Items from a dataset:
* START *

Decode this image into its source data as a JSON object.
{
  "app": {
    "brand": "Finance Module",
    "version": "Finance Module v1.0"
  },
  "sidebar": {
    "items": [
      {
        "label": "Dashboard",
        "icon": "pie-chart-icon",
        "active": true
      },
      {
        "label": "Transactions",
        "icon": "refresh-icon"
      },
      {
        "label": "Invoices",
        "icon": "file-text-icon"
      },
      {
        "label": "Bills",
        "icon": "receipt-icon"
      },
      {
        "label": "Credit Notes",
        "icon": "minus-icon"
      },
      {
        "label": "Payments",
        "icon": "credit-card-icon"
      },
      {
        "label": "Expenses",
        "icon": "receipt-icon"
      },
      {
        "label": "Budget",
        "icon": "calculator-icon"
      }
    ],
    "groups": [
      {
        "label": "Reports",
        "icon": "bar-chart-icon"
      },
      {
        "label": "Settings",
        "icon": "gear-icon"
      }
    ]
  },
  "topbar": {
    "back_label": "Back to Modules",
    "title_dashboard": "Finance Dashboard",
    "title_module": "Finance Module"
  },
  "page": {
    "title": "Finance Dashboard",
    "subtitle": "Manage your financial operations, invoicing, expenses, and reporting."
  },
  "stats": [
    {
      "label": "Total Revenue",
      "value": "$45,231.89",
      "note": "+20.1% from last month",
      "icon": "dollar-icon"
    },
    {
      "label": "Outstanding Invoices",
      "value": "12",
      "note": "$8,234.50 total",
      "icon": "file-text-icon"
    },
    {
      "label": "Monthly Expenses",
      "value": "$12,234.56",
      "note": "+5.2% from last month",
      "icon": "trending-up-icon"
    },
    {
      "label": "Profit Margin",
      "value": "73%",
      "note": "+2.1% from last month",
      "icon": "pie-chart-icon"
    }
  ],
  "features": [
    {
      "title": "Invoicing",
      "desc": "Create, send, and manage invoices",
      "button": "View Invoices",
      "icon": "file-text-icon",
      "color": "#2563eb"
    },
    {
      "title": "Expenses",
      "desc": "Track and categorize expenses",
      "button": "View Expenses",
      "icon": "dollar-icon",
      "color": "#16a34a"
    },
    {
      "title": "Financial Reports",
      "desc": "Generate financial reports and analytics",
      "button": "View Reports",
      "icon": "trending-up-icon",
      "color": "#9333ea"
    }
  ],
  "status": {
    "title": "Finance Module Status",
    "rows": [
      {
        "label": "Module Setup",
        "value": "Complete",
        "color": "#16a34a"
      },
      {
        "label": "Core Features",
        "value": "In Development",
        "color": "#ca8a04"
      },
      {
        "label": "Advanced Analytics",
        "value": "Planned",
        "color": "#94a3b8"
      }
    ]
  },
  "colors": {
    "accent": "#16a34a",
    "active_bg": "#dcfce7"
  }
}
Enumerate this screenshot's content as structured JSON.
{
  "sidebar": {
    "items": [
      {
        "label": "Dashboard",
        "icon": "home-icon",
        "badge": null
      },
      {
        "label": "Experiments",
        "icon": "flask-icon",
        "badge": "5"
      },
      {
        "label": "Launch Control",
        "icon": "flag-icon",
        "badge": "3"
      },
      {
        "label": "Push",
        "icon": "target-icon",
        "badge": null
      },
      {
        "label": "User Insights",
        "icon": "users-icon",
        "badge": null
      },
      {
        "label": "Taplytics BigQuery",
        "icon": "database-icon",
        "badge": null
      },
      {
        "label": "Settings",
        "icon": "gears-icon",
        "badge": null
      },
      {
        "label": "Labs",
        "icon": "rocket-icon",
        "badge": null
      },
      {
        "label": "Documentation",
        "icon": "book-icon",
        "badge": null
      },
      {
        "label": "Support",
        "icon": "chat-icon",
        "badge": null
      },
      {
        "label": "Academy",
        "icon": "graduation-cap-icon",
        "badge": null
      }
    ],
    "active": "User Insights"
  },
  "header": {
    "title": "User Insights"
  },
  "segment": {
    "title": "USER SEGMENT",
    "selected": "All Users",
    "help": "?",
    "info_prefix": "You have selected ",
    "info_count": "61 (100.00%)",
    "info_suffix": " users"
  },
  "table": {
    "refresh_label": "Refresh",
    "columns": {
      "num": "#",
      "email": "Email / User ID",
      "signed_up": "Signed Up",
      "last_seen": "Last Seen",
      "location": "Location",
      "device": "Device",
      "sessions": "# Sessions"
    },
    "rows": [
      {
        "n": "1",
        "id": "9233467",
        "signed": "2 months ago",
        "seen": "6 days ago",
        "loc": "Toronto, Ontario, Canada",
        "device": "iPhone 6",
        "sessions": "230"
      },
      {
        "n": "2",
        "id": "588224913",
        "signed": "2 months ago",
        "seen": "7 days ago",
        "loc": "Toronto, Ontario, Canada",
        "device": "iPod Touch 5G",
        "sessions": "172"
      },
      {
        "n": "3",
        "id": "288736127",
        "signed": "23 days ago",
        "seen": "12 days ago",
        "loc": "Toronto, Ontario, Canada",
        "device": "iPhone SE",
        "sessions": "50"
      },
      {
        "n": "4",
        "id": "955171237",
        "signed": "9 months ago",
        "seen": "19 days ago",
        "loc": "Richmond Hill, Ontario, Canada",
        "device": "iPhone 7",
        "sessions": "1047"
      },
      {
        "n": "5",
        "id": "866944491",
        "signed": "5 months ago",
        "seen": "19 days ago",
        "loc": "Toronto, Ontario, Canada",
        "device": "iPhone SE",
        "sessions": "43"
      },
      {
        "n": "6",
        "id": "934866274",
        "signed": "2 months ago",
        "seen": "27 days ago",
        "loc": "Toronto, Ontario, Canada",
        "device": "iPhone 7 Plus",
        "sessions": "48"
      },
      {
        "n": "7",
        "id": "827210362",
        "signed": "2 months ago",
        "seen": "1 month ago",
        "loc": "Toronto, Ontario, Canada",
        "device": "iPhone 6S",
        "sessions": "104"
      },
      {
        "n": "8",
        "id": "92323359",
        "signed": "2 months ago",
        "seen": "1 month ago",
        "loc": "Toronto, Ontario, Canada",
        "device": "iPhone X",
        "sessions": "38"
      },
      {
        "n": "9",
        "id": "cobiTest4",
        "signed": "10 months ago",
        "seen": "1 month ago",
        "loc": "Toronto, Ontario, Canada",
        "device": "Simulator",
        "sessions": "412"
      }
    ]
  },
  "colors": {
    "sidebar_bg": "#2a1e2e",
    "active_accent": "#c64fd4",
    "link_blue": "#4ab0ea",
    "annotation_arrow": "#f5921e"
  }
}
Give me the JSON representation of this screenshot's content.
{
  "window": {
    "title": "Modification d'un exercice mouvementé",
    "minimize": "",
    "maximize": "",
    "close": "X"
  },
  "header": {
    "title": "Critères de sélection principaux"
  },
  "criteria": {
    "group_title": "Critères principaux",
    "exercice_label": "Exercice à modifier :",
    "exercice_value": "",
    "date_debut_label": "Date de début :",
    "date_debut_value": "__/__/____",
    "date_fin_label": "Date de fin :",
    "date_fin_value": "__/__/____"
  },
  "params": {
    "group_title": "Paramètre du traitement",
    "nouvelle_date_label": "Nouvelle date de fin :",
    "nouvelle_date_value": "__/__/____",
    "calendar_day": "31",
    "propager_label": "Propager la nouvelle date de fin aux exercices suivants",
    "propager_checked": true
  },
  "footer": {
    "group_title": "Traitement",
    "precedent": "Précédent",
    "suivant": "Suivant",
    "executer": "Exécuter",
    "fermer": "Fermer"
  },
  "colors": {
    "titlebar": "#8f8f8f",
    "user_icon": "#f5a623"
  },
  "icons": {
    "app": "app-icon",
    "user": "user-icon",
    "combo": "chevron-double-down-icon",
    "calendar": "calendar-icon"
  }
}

* END *

Given problem:
Find the string "this" in the listing and return every line that holds it.

Final answer:
Decode this image into its source data as a JSON object.
Enumerate this screenshot's content as structured JSON.
Give me the JSON representation of this screenshot's content.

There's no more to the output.